*Goal*: Select the lines of the records containing the word "Dinosaur" and list them.

*Material for the task*:
===

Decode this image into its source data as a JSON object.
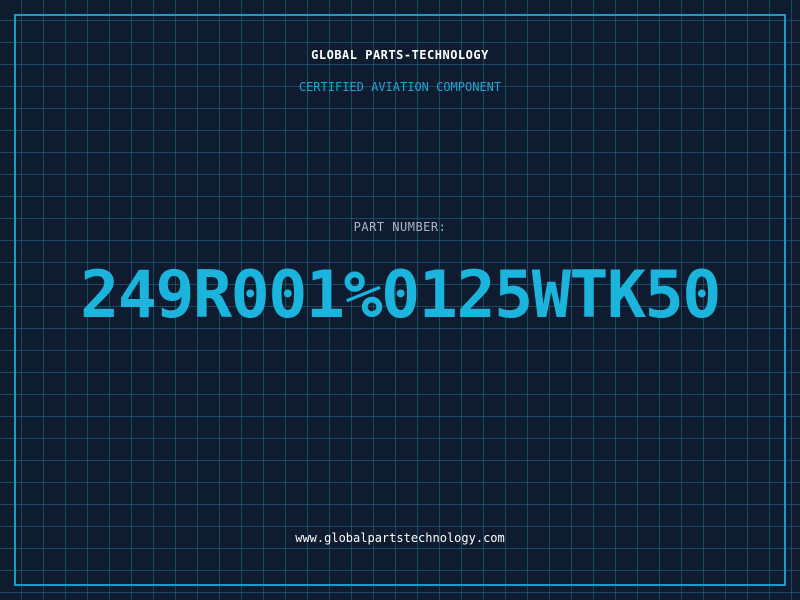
{
  "header": {
    "company": "GLOBAL PARTS-TECHNOLOGY",
    "subtitle": "CERTIFIED AVIATION COMPONENT"
  },
  "part": {
    "label": "PART NUMBER:",
    "number": "249R001%0125WTK50"
  },
  "footer": {
    "website": "www.globalpartstechnology.com"
  },
  "colors": {
    "background": "#0f1b2e",
    "grid": "#216e8c",
    "accent": "#1ab4dd",
    "frame": "#1b9cc6"
  }
}
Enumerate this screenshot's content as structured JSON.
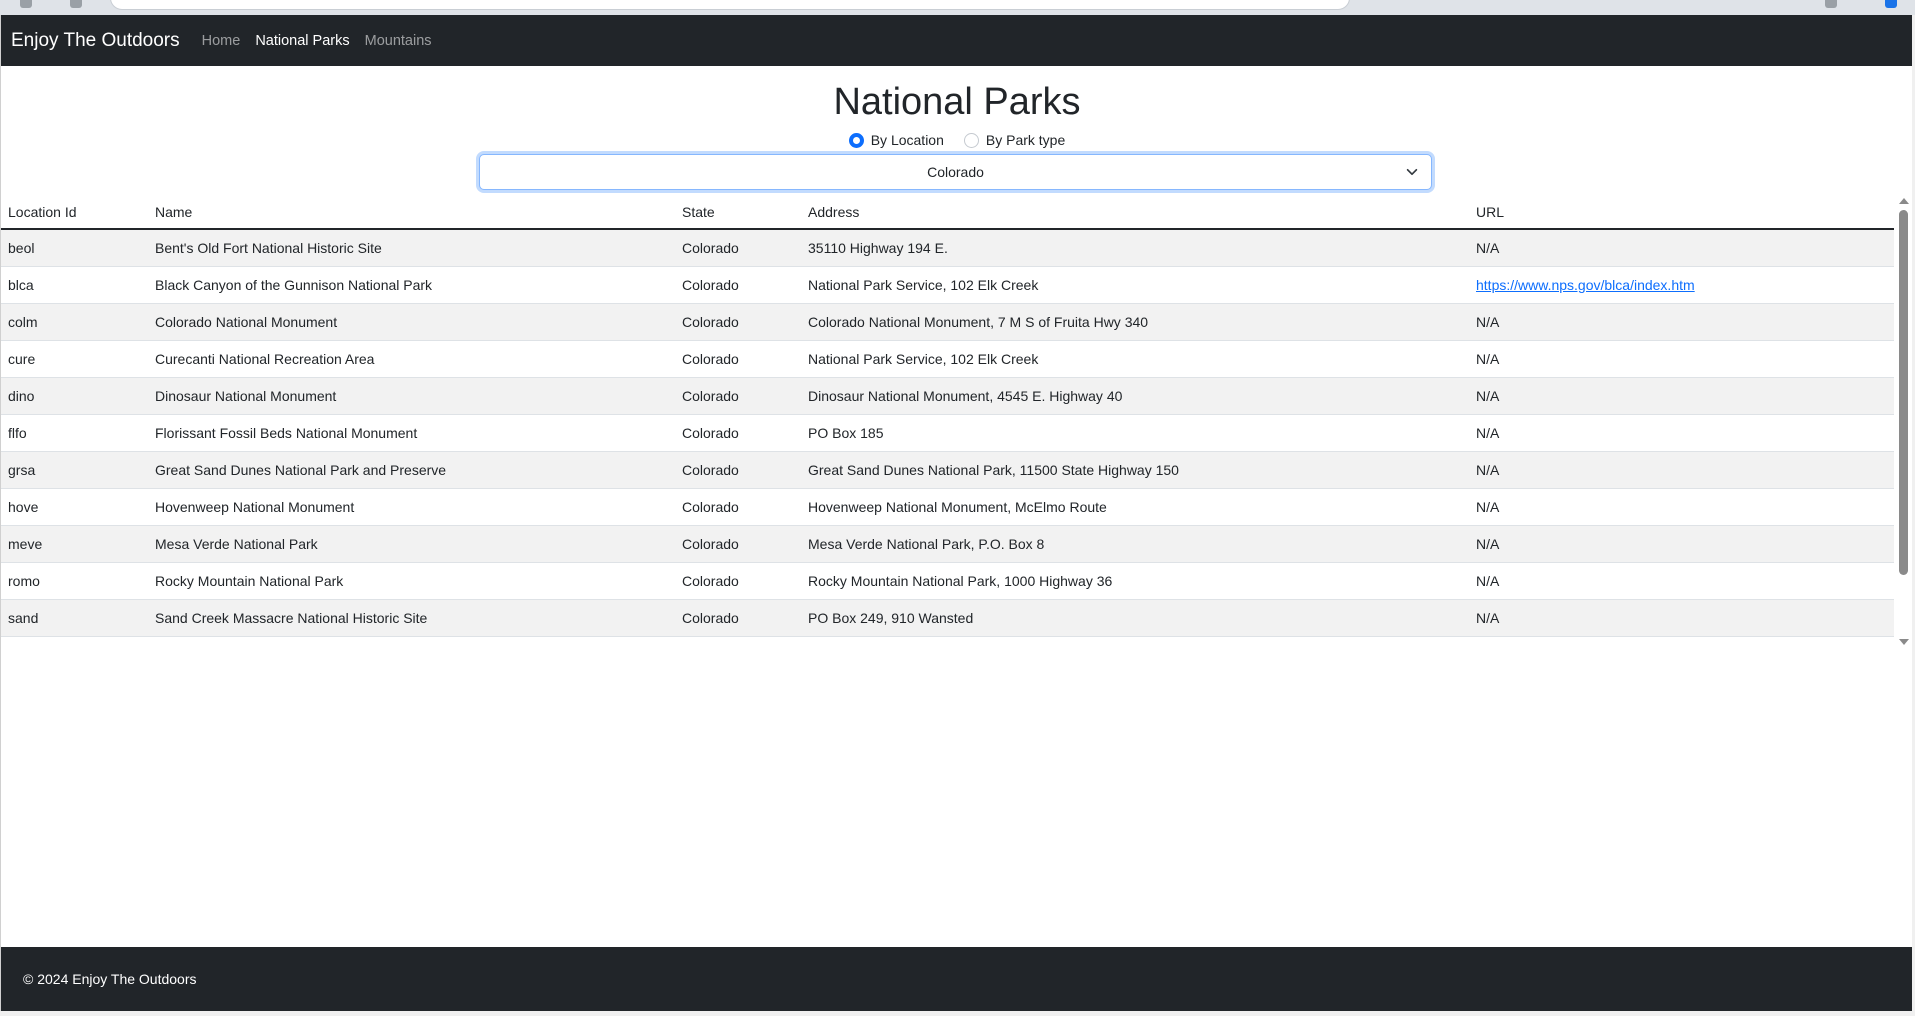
{
  "navbar": {
    "brand": "Enjoy The Outdoors",
    "links": [
      {
        "label": "Home",
        "active": false
      },
      {
        "label": "National Parks",
        "active": true
      },
      {
        "label": "Mountains",
        "active": false
      }
    ]
  },
  "page": {
    "title": "National Parks"
  },
  "filter": {
    "options": [
      {
        "label": "By Location",
        "checked": true
      },
      {
        "label": "By Park type",
        "checked": false
      }
    ],
    "selected_value": "Colorado"
  },
  "table": {
    "headers": [
      "Location Id",
      "Name",
      "State",
      "Address",
      "URL"
    ],
    "rows": [
      {
        "id": "beol",
        "name": "Bent's Old Fort National Historic Site",
        "state": "Colorado",
        "address": "35110 Highway 194 E.",
        "url": "N/A"
      },
      {
        "id": "blca",
        "name": "Black Canyon of the Gunnison National Park",
        "state": "Colorado",
        "address": "National Park Service, 102 Elk Creek",
        "url": "https://www.nps.gov/blca/index.htm"
      },
      {
        "id": "colm",
        "name": "Colorado National Monument",
        "state": "Colorado",
        "address": "Colorado National Monument, 7 M S of Fruita Hwy 340",
        "url": "N/A"
      },
      {
        "id": "cure",
        "name": "Curecanti National Recreation Area",
        "state": "Colorado",
        "address": "National Park Service, 102 Elk Creek",
        "url": "N/A"
      },
      {
        "id": "dino",
        "name": "Dinosaur National Monument",
        "state": "Colorado",
        "address": "Dinosaur National Monument, 4545 E. Highway 40",
        "url": "N/A"
      },
      {
        "id": "flfo",
        "name": "Florissant Fossil Beds National Monument",
        "state": "Colorado",
        "address": "PO Box 185",
        "url": "N/A"
      },
      {
        "id": "grsa",
        "name": "Great Sand Dunes National Park and Preserve",
        "state": "Colorado",
        "address": "Great Sand Dunes National Park, 11500 State Highway 150",
        "url": "N/A"
      },
      {
        "id": "hove",
        "name": "Hovenweep National Monument",
        "state": "Colorado",
        "address": "Hovenweep National Monument, McElmo Route",
        "url": "N/A"
      },
      {
        "id": "meve",
        "name": "Mesa Verde National Park",
        "state": "Colorado",
        "address": "Mesa Verde National Park, P.O. Box 8",
        "url": "N/A"
      },
      {
        "id": "romo",
        "name": "Rocky Mountain National Park",
        "state": "Colorado",
        "address": "Rocky Mountain National Park, 1000 Highway 36",
        "url": "N/A"
      },
      {
        "id": "sand",
        "name": "Sand Creek Massacre National Historic Site",
        "state": "Colorado",
        "address": "PO Box 249, 910 Wansted",
        "url": "N/A"
      }
    ]
  },
  "footer": {
    "text": "© 2024 Enjoy The Outdoors"
  }
}
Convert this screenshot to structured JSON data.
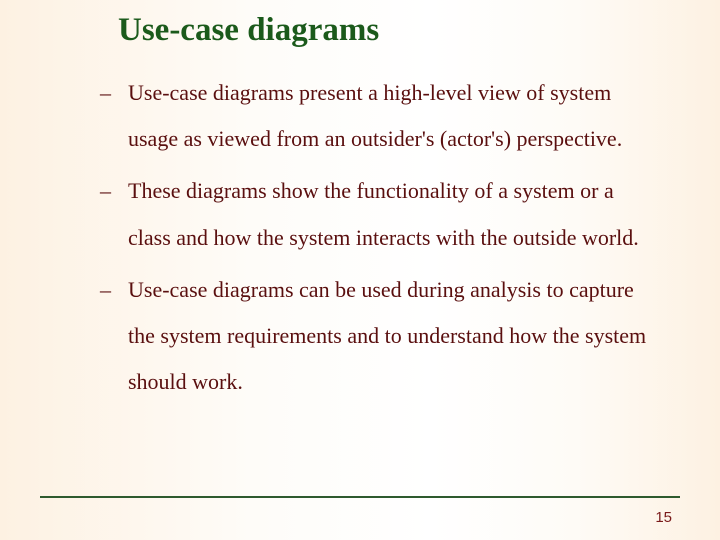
{
  "slide": {
    "title": "Use-case diagrams",
    "bullets": [
      "Use-case diagrams present a high-level view of system usage as viewed from an outsider's (actor's) perspective.",
      "These diagrams show the functionality of a system or a class and how the system interacts with the outside world.",
      "Use-case diagrams can be used during analysis to capture the system requirements and to understand how the system should work."
    ],
    "dash": "–",
    "page_number": "15"
  }
}
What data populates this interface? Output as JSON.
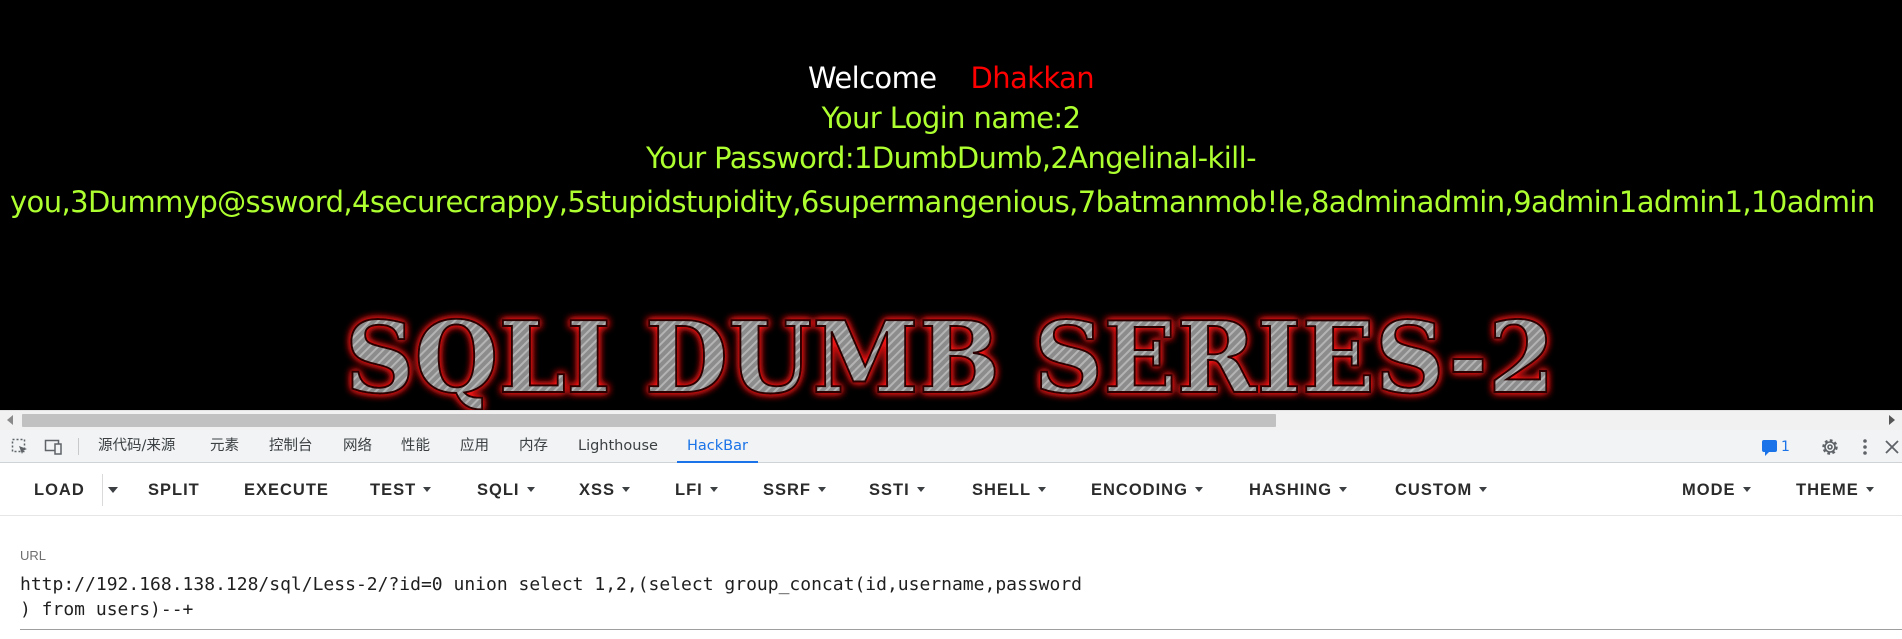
{
  "page": {
    "welcome_label": "Welcome",
    "welcome_name": "Dhakkan",
    "login_line": "Your Login name:2",
    "password_line1": "Your Password:1DumbDumb,2Angelinal-kill-",
    "password_line2": "you,3Dummyp@ssword,4securecrappy,5stupidstupidity,6supermangenious,7batmanmob!le,8adminadmin,9admin1admin1,10admin",
    "banner_text": "SQLI DUMB SERIES-2"
  },
  "devtools": {
    "tabs": [
      "源代码/来源",
      "元素",
      "控制台",
      "网络",
      "性能",
      "应用",
      "内存",
      "Lighthouse",
      "HackBar"
    ],
    "active_tab": "HackBar",
    "issues_count": "1",
    "icons": [
      "inspect-element-icon",
      "device-toolbar-icon",
      "issues-icon",
      "settings-gear-icon",
      "more-vert-icon",
      "close-icon"
    ]
  },
  "hackbar": {
    "buttons": [
      "LOAD",
      "SPLIT",
      "EXECUTE",
      "TEST",
      "SQLI",
      "XSS",
      "LFI",
      "SSRF",
      "SSTI",
      "SHELL",
      "ENCODING",
      "HASHING",
      "CUSTOM",
      "MODE",
      "THEME"
    ],
    "url_label": "URL",
    "url_value": "http://192.168.138.128/sql/Less-2/?id=0 union select 1,2,(select group_concat(id,username,password\n) from users)--+"
  },
  "colors": {
    "page_background": "#000000",
    "welcome_name": "#ff0000",
    "result_text": "#adff2f",
    "devtools_accent": "#1a73e8"
  }
}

===

*Correct answer*:
        "name": "Dinosaur National Monument",
        "address": "Dinosaur National Monument, 4545 E. Highway 40",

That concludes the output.